━━ SOURCE DATA ━━
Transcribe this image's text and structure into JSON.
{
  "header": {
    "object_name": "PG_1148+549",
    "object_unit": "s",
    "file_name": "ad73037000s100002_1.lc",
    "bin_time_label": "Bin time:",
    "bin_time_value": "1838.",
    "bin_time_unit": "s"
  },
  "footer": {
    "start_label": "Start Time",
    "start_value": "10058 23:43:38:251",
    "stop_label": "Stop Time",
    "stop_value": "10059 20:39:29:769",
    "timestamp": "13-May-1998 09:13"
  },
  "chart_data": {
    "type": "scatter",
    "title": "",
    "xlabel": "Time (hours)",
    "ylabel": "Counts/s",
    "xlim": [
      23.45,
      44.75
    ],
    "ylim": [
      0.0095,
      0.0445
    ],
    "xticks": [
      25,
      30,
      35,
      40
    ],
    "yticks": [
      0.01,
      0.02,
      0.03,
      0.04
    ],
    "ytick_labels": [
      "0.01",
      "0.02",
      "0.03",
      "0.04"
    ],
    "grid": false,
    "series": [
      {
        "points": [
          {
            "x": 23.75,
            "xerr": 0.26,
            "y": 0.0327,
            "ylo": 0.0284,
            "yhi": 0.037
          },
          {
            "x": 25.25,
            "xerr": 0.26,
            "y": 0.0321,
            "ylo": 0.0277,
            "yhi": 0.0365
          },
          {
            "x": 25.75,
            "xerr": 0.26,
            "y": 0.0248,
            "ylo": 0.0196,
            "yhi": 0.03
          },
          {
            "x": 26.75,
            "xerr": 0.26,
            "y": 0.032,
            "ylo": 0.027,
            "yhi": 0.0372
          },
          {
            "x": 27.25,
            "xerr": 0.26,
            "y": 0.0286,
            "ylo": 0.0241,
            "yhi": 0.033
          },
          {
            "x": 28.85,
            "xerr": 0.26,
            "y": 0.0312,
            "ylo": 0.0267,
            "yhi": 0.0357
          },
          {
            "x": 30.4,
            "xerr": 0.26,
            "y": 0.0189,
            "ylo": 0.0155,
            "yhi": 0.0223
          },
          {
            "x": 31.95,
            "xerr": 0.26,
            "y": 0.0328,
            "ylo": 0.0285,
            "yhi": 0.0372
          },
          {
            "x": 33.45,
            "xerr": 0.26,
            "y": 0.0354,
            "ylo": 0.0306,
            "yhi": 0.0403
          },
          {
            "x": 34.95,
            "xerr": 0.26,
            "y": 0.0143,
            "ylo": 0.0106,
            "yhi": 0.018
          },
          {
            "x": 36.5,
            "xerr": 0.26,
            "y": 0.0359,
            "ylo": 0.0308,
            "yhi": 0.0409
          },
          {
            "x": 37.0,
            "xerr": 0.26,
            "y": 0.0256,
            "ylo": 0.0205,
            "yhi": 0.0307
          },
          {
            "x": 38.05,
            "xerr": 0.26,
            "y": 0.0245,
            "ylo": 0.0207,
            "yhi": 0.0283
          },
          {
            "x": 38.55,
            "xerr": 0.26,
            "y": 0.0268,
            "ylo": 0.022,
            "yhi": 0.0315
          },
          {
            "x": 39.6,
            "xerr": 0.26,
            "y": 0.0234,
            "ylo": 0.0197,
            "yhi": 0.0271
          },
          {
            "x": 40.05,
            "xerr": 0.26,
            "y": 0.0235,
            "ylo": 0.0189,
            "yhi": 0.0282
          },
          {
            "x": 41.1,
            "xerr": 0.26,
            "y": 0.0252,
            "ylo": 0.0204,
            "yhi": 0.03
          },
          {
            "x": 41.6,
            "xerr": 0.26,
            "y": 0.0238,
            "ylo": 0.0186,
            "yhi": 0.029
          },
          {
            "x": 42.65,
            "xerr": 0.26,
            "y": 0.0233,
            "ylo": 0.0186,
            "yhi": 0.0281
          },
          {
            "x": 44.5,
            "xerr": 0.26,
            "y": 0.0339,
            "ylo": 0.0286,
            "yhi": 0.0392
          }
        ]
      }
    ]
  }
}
━━━
TASK DETAILS - Copy out the material above in its entirety. Every detail must match.

REPLY -
Transcribe this image's text and structure into JSON.
{
  "header": {
    "object_name": "PG_1148+549",
    "object_unit": "s",
    "file_name": "ad73037000s100002_1.lc",
    "bin_time_label": "Bin time:",
    "bin_time_value": "1838.",
    "bin_time_unit": "s"
  },
  "footer": {
    "start_label": "Start Time",
    "start_value": "10058 23:43:38:251",
    "stop_label": "Stop Time",
    "stop_value": "10059 20:39:29:769",
    "timestamp": "13-May-1998 09:13"
  },
  "chart_data": {
    "type": "scatter",
    "title": "",
    "xlabel": "Time (hours)",
    "ylabel": "Counts/s",
    "xlim": [
      23.45,
      44.75
    ],
    "ylim": [
      0.0095,
      0.0445
    ],
    "xticks": [
      25,
      30,
      35,
      40
    ],
    "yticks": [
      0.01,
      0.02,
      0.03,
      0.04
    ],
    "ytick_labels": [
      "0.01",
      "0.02",
      "0.03",
      "0.04"
    ],
    "grid": false,
    "series": [
      {
        "points": [
          {
            "x": 23.75,
            "xerr": 0.26,
            "y": 0.0327,
            "ylo": 0.0284,
            "yhi": 0.037
          },
          {
            "x": 25.25,
            "xerr": 0.26,
            "y": 0.0321,
            "ylo": 0.0277,
            "yhi": 0.0365
          },
          {
            "x": 25.75,
            "xerr": 0.26,
            "y": 0.0248,
            "ylo": 0.0196,
            "yhi": 0.03
          },
          {
            "x": 26.75,
            "xerr": 0.26,
            "y": 0.032,
            "ylo": 0.027,
            "yhi": 0.0372
          },
          {
            "x": 27.25,
            "xerr": 0.26,
            "y": 0.0286,
            "ylo": 0.0241,
            "yhi": 0.033
          },
          {
            "x": 28.85,
            "xerr": 0.26,
            "y": 0.0312,
            "ylo": 0.0267,
            "yhi": 0.0357
          },
          {
            "x": 30.4,
            "xerr": 0.26,
            "y": 0.0189,
            "ylo": 0.0155,
            "yhi": 0.0223
          },
          {
            "x": 31.95,
            "xerr": 0.26,
            "y": 0.0328,
            "ylo": 0.0285,
            "yhi": 0.0372
          },
          {
            "x": 33.45,
            "xerr": 0.26,
            "y": 0.0354,
            "ylo": 0.0306,
            "yhi": 0.0403
          },
          {
            "x": 34.95,
            "xerr": 0.26,
            "y": 0.0143,
            "ylo": 0.0106,
            "yhi": 0.018
          },
          {
            "x": 36.5,
            "xerr": 0.26,
            "y": 0.0359,
            "ylo": 0.0308,
            "yhi": 0.0409
          },
          {
            "x": 37.0,
            "xerr": 0.26,
            "y": 0.0256,
            "ylo": 0.0205,
            "yhi": 0.0307
          },
          {
            "x": 38.05,
            "xerr": 0.26,
            "y": 0.0245,
            "ylo": 0.0207,
            "yhi": 0.0283
          },
          {
            "x": 38.55,
            "xerr": 0.26,
            "y": 0.0268,
            "ylo": 0.022,
            "yhi": 0.0315
          },
          {
            "x": 39.6,
            "xerr": 0.26,
            "y": 0.0234,
            "ylo": 0.0197,
            "yhi": 0.0271
          },
          {
            "x": 40.05,
            "xerr": 0.26,
            "y": 0.0235,
            "ylo": 0.0189,
            "yhi": 0.0282
          },
          {
            "x": 41.1,
            "xerr": 0.26,
            "y": 0.0252,
            "ylo": 0.0204,
            "yhi": 0.03
          },
          {
            "x": 41.6,
            "xerr": 0.26,
            "y": 0.0238,
            "ylo": 0.0186,
            "yhi": 0.029
          },
          {
            "x": 42.65,
            "xerr": 0.26,
            "y": 0.0233,
            "ylo": 0.0186,
            "yhi": 0.0281
          },
          {
            "x": 44.5,
            "xerr": 0.26,
            "y": 0.0339,
            "ylo": 0.0286,
            "yhi": 0.0392
          }
        ]
      }
    ]
  }
}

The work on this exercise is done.